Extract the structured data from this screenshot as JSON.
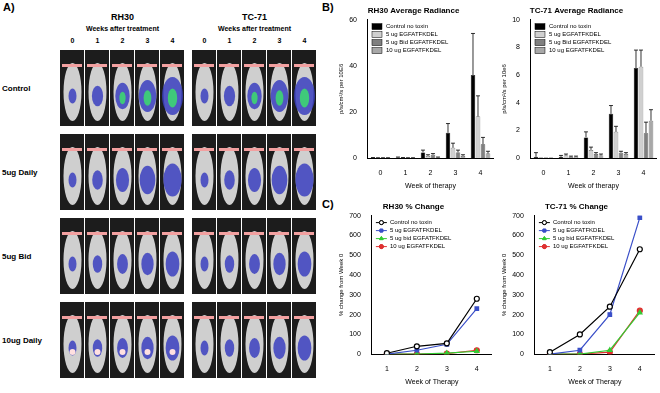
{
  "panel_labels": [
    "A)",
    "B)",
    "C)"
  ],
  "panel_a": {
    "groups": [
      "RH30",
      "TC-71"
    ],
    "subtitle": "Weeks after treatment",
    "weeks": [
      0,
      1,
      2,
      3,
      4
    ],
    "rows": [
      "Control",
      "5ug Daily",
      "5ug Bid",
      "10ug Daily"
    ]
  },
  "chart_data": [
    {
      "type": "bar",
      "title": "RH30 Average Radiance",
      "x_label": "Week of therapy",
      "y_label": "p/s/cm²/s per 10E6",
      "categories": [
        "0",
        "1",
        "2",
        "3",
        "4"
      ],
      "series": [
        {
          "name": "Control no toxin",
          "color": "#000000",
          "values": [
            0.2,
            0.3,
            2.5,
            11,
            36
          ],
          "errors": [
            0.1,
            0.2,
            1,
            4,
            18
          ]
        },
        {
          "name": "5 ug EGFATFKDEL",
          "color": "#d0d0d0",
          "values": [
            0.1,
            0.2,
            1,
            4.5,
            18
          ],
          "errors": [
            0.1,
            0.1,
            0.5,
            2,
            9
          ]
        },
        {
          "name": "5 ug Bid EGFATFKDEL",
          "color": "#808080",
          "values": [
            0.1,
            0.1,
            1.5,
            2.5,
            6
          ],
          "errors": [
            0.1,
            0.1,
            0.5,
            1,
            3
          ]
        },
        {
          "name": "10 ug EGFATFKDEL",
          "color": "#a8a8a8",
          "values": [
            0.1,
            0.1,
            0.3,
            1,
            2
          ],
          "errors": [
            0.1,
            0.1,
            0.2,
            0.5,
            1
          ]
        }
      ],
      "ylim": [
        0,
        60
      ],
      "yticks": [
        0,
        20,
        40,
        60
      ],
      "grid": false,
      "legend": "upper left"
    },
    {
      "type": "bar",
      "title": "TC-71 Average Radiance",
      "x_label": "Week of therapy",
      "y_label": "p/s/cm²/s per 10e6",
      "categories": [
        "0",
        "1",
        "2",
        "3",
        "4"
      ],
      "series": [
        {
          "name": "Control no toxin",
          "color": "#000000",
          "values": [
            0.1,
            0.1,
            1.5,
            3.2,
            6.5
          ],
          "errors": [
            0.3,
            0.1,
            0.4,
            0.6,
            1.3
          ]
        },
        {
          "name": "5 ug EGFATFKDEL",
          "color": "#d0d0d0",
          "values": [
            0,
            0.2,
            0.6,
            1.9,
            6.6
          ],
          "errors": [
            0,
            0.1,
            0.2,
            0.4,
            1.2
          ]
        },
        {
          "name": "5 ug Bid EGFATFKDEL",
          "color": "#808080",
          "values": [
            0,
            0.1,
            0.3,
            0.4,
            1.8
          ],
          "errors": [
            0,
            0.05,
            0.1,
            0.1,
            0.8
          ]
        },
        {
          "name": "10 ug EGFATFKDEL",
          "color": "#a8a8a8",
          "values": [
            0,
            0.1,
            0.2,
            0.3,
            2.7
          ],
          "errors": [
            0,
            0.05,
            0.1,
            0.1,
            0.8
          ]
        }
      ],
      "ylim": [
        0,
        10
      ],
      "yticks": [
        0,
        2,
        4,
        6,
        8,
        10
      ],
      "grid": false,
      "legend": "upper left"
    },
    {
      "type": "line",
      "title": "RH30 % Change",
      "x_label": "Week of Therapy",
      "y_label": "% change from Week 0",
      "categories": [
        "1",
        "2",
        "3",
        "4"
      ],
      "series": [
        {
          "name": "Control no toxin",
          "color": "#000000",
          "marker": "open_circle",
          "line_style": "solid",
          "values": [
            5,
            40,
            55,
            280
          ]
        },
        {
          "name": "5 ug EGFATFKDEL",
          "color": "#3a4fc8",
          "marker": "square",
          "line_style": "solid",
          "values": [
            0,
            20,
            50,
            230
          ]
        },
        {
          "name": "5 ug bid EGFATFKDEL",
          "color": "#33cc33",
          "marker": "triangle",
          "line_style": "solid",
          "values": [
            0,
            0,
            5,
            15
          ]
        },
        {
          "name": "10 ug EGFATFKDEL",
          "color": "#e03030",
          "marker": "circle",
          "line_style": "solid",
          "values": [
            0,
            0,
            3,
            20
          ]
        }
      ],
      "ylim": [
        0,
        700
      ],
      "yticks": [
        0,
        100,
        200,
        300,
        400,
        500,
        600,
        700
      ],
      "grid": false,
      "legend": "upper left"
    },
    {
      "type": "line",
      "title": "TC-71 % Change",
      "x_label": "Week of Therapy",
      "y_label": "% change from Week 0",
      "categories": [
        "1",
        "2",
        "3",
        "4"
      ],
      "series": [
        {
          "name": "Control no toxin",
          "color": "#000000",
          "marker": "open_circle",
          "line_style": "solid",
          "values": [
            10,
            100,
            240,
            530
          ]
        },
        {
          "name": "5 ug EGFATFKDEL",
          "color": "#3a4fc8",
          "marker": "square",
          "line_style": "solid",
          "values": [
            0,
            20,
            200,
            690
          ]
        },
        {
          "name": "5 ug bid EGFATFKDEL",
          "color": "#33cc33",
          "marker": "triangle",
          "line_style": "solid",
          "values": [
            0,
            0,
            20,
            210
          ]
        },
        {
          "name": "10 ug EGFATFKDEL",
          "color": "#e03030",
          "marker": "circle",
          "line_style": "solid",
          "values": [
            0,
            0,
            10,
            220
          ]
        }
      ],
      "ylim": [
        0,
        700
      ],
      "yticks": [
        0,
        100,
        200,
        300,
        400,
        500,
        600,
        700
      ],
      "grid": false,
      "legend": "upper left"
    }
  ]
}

====

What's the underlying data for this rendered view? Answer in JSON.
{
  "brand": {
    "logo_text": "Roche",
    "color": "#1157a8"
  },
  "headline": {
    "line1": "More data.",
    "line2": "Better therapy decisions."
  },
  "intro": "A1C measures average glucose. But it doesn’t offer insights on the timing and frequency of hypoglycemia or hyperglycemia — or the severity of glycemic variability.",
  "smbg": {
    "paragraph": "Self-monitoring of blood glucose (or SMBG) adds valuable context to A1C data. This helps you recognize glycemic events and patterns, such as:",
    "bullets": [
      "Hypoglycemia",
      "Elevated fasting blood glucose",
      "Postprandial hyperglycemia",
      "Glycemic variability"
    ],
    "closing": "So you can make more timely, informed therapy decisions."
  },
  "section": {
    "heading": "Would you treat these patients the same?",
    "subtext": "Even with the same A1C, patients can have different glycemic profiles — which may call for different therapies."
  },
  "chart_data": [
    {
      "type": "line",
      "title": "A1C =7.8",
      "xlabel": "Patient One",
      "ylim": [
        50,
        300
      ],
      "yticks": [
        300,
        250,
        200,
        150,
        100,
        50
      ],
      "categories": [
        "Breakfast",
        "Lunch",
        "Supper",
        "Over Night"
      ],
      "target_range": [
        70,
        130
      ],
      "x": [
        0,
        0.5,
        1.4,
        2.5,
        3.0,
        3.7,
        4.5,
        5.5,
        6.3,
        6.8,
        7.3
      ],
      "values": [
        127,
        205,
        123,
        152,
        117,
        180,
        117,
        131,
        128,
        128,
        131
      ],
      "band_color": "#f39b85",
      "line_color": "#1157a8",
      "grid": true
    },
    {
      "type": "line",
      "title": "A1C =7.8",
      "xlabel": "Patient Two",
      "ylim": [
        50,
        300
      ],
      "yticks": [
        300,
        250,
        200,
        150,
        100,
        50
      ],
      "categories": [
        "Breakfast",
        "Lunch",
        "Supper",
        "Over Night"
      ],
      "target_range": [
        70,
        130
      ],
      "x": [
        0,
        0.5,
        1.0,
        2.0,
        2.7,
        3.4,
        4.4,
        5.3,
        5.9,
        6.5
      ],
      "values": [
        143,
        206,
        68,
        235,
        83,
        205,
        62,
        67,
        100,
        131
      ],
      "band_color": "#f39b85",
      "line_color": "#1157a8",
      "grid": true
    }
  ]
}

====

EXERCISE DIRECTIONS: Please copy every line of the material that contains the word "hyperglycemia".

SOLUTION FOR THIS PROBLEM:
  "intro": "A1C measures average glucose. But it doesn’t offer insights on the timing and frequency of hypoglycemia or hyperglycemia — or the severity of glycemic variability.",
      "Postprandial hyperglycemia",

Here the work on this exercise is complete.